> _EXERCISE TASK_: Return every line of the material exactly.
-- START EXCERPTED RECORDS --
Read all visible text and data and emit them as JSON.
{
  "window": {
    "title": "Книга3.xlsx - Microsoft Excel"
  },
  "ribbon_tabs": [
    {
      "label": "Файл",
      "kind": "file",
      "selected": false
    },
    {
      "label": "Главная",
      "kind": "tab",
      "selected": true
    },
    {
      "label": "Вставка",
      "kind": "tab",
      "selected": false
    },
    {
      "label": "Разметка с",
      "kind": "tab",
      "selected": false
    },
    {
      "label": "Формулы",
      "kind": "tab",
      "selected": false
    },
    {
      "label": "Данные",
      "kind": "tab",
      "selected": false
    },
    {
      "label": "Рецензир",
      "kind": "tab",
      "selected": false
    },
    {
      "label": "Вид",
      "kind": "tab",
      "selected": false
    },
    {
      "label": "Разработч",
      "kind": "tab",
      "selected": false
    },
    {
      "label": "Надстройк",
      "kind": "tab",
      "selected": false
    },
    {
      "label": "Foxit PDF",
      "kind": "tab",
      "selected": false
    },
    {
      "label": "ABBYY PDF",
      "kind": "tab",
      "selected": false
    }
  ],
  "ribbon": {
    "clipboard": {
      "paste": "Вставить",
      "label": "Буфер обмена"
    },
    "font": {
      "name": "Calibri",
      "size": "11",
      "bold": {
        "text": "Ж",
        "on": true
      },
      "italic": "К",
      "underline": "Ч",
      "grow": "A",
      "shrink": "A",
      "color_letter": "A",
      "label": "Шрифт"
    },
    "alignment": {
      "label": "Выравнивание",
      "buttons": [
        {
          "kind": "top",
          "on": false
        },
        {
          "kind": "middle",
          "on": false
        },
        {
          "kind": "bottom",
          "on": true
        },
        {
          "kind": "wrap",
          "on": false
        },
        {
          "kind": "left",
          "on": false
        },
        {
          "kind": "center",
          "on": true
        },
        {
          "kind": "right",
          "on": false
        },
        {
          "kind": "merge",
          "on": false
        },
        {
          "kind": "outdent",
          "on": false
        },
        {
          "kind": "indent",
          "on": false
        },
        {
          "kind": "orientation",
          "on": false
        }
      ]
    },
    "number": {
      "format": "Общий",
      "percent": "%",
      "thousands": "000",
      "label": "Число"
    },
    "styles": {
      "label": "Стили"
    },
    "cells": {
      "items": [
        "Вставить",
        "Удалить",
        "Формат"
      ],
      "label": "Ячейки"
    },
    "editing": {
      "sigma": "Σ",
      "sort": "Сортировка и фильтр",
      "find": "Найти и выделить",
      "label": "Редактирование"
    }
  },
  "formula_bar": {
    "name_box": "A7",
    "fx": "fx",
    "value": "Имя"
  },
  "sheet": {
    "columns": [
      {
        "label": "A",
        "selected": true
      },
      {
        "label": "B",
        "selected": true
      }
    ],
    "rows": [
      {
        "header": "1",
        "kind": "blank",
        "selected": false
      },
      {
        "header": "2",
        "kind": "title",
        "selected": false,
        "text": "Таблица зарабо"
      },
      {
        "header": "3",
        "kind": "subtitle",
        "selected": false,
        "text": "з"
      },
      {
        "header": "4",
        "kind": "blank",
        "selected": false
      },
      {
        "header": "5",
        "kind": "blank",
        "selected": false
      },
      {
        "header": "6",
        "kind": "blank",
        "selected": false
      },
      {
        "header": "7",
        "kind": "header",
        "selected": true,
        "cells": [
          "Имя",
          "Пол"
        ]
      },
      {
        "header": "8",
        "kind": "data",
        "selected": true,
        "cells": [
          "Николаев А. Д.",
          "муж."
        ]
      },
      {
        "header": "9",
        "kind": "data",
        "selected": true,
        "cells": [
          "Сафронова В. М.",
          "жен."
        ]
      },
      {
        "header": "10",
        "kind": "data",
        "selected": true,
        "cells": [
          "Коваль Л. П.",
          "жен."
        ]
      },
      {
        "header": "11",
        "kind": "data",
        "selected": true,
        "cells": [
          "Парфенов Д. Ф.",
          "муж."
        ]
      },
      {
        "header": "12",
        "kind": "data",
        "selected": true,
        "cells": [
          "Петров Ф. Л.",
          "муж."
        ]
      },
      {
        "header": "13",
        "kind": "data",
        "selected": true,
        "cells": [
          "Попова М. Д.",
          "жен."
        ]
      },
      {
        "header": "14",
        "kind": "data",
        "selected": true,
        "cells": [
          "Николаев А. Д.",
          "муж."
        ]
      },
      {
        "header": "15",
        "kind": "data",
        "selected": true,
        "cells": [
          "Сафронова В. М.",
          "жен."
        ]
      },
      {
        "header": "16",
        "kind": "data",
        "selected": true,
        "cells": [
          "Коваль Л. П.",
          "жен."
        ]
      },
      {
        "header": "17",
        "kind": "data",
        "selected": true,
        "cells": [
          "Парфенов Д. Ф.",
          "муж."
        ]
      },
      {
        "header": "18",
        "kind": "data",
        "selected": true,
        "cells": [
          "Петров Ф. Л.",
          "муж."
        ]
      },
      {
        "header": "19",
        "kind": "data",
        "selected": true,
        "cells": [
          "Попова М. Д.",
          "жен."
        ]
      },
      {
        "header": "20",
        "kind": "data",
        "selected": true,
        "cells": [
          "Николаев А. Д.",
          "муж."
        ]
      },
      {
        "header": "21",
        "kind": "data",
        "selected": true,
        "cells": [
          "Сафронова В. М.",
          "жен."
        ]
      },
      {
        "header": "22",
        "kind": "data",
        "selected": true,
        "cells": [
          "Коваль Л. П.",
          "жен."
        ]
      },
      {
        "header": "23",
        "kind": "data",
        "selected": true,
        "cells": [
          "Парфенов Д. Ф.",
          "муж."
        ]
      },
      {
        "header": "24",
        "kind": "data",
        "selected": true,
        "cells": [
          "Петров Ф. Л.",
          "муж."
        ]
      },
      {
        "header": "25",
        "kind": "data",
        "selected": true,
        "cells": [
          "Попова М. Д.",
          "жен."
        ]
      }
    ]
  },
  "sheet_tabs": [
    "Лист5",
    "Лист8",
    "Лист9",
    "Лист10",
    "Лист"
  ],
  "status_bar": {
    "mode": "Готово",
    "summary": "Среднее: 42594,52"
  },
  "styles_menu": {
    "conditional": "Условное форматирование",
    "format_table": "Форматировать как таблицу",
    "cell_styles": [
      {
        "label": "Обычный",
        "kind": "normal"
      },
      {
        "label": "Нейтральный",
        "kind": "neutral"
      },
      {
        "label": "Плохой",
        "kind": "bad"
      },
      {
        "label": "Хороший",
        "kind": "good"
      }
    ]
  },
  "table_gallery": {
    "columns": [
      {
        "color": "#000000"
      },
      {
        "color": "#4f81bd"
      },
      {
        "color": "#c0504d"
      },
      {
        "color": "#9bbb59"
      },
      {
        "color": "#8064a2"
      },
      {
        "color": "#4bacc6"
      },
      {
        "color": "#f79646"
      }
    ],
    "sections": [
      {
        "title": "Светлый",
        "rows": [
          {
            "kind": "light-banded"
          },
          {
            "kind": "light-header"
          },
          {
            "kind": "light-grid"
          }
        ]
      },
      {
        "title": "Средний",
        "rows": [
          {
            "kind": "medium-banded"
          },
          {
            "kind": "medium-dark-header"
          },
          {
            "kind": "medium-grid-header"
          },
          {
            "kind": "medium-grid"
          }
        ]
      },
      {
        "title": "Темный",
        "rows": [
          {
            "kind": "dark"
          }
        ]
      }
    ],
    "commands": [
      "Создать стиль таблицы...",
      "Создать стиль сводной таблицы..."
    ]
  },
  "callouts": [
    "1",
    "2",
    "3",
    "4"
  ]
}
-- END EXCERPTED RECORDS --
> _WRITTEN RESPONSE_:
Read all visible text and data and emit them as JSON.
{
  "window": {
    "title": "Книга3.xlsx - Microsoft Excel"
  },
  "ribbon_tabs": [
    {
      "label": "Файл",
      "kind": "file",
      "selected": false
    },
    {
      "label": "Главная",
      "kind": "tab",
      "selected": true
    },
    {
      "label": "Вставка",
      "kind": "tab",
      "selected": false
    },
    {
      "label": "Разметка с",
      "kind": "tab",
      "selected": false
    },
    {
      "label": "Формулы",
      "kind": "tab",
      "selected": false
    },
    {
      "label": "Данные",
      "kind": "tab",
      "selected": false
    },
    {
      "label": "Рецензир",
      "kind": "tab",
      "selected": false
    },
    {
      "label": "Вид",
      "kind": "tab",
      "selected": false
    },
    {
      "label": "Разработч",
      "kind": "tab",
      "selected": false
    },
    {
      "label": "Надстройк",
      "kind": "tab",
      "selected": false
    },
    {
      "label": "Foxit PDF",
      "kind": "tab",
      "selected": false
    },
    {
      "label": "ABBYY PDF",
      "kind": "tab",
      "selected": false
    }
  ],
  "ribbon": {
    "clipboard": {
      "paste": "Вставить",
      "label": "Буфер обмена"
    },
    "font": {
      "name": "Calibri",
      "size": "11",
      "bold": {
        "text": "Ж",
        "on": true
      },
      "italic": "К",
      "underline": "Ч",
      "grow": "A",
      "shrink": "A",
      "color_letter": "A",
      "label": "Шрифт"
    },
    "alignment": {
      "label": "Выравнивание",
      "buttons": [
        {
          "kind": "top",
          "on": false
        },
        {
          "kind": "middle",
          "on": false
        },
        {
          "kind": "bottom",
          "on": true
        },
        {
          "kind": "wrap",
          "on": false
        },
        {
          "kind": "left",
          "on": false
        },
        {
          "kind": "center",
          "on": true
        },
        {
          "kind": "right",
          "on": false
        },
        {
          "kind": "merge",
          "on": false
        },
        {
          "kind": "outdent",
          "on": false
        },
        {
          "kind": "indent",
          "on": false
        },
        {
          "kind": "orientation",
          "on": false
        }
      ]
    },
    "number": {
      "format": "Общий",
      "percent": "%",
      "thousands": "000",
      "label": "Число"
    },
    "styles": {
      "label": "Стили"
    },
    "cells": {
      "items": [
        "Вставить",
        "Удалить",
        "Формат"
      ],
      "label": "Ячейки"
    },
    "editing": {
      "sigma": "Σ",
      "sort": "Сортировка и фильтр",
      "find": "Найти и выделить",
      "label": "Редактирование"
    }
  },
  "formula_bar": {
    "name_box": "A7",
    "fx": "fx",
    "value": "Имя"
  },
  "sheet": {
    "columns": [
      {
        "label": "A",
        "selected": true
      },
      {
        "label": "B",
        "selected": true
      }
    ],
    "rows": [
      {
        "header": "1",
        "kind": "blank",
        "selected": false
      },
      {
        "header": "2",
        "kind": "title",
        "selected": false,
        "text": "Таблица зарабо"
      },
      {
        "header": "3",
        "kind": "subtitle",
        "selected": false,
        "text": "з"
      },
      {
        "header": "4",
        "kind": "blank",
        "selected": false
      },
      {
        "header": "5",
        "kind": "blank",
        "selected": false
      },
      {
        "header": "6",
        "kind": "blank",
        "selected": false
      },
      {
        "header": "7",
        "kind": "header",
        "selected": true,
        "cells": [
          "Имя",
          "Пол"
        ]
      },
      {
        "header": "8",
        "kind": "data",
        "selected": true,
        "cells": [
          "Николаев А. Д.",
          "муж."
        ]
      },
      {
        "header": "9",
        "kind": "data",
        "selected": true,
        "cells": [
          "Сафронова В. М.",
          "жен."
        ]
      },
      {
        "header": "10",
        "kind": "data",
        "selected": true,
        "cells": [
          "Коваль Л. П.",
          "жен."
        ]
      },
      {
        "header": "11",
        "kind": "data",
        "selected": true,
        "cells": [
          "Парфенов Д. Ф.",
          "муж."
        ]
      },
      {
        "header": "12",
        "kind": "data",
        "selected": true,
        "cells": [
          "Петров Ф. Л.",
          "муж."
        ]
      },
      {
        "header": "13",
        "kind": "data",
        "selected": true,
        "cells": [
          "Попова М. Д.",
          "жен."
        ]
      },
      {
        "header": "14",
        "kind": "data",
        "selected": true,
        "cells": [
          "Николаев А. Д.",
          "муж."
        ]
      },
      {
        "header": "15",
        "kind": "data",
        "selected": true,
        "cells": [
          "Сафронова В. М.",
          "жен."
        ]
      },
      {
        "header": "16",
        "kind": "data",
        "selected": true,
        "cells": [
          "Коваль Л. П.",
          "жен."
        ]
      },
      {
        "header": "17",
        "kind": "data",
        "selected": true,
        "cells": [
          "Парфенов Д. Ф.",
          "муж."
        ]
      },
      {
        "header": "18",
        "kind": "data",
        "selected": true,
        "cells": [
          "Петров Ф. Л.",
          "муж."
        ]
      },
      {
        "header": "19",
        "kind": "data",
        "selected": true,
        "cells": [
          "Попова М. Д.",
          "жен."
        ]
      },
      {
        "header": "20",
        "kind": "data",
        "selected": true,
        "cells": [
          "Николаев А. Д.",
          "муж."
        ]
      },
      {
        "header": "21",
        "kind": "data",
        "selected": true,
        "cells": [
          "Сафронова В. М.",
          "жен."
        ]
      },
      {
        "header": "22",
        "kind": "data",
        "selected": true,
        "cells": [
          "Коваль Л. П.",
          "жен."
        ]
      },
      {
        "header": "23",
        "kind": "data",
        "selected": true,
        "cells": [
          "Парфенов Д. Ф.",
          "муж."
        ]
      },
      {
        "header": "24",
        "kind": "data",
        "selected": true,
        "cells": [
          "Петров Ф. Л.",
          "муж."
        ]
      },
      {
        "header": "25",
        "kind": "data",
        "selected": true,
        "cells": [
          "Попова М. Д.",
          "жен."
        ]
      }
    ]
  },
  "sheet_tabs": [
    "Лист5",
    "Лист8",
    "Лист9",
    "Лист10",
    "Лист"
  ],
  "status_bar": {
    "mode": "Готово",
    "summary": "Среднее: 42594,52"
  },
  "styles_menu": {
    "conditional": "Условное форматирование",
    "format_table": "Форматировать как таблицу",
    "cell_styles": [
      {
        "label": "Обычный",
        "kind": "normal"
      },
      {
        "label": "Нейтральный",
        "kind": "neutral"
      },
      {
        "label": "Плохой",
        "kind": "bad"
      },
      {
        "label": "Хороший",
        "kind": "good"
      }
    ]
  },
  "table_gallery": {
    "columns": [
      {
        "color": "#000000"
      },
      {
        "color": "#4f81bd"
      },
      {
        "color": "#c0504d"
      },
      {
        "color": "#9bbb59"
      },
      {
        "color": "#8064a2"
      },
      {
        "color": "#4bacc6"
      },
      {
        "color": "#f79646"
      }
    ],
    "sections": [
      {
        "title": "Светлый",
        "rows": [
          {
            "kind": "light-banded"
          },
          {
            "kind": "light-header"
          },
          {
            "kind": "light-grid"
          }
        ]
      },
      {
        "title": "Средний",
        "rows": [
          {
            "kind": "medium-banded"
          },
          {
            "kind": "medium-dark-header"
          },
          {
            "kind": "medium-grid-header"
          },
          {
            "kind": "medium-grid"
          }
        ]
      },
      {
        "title": "Темный",
        "rows": [
          {
            "kind": "dark"
          }
        ]
      }
    ],
    "commands": [
      "Создать стиль таблицы...",
      "Создать стиль сводной таблицы..."
    ]
  },
  "callouts": [
    "1",
    "2",
    "3",
    "4"
  ]
}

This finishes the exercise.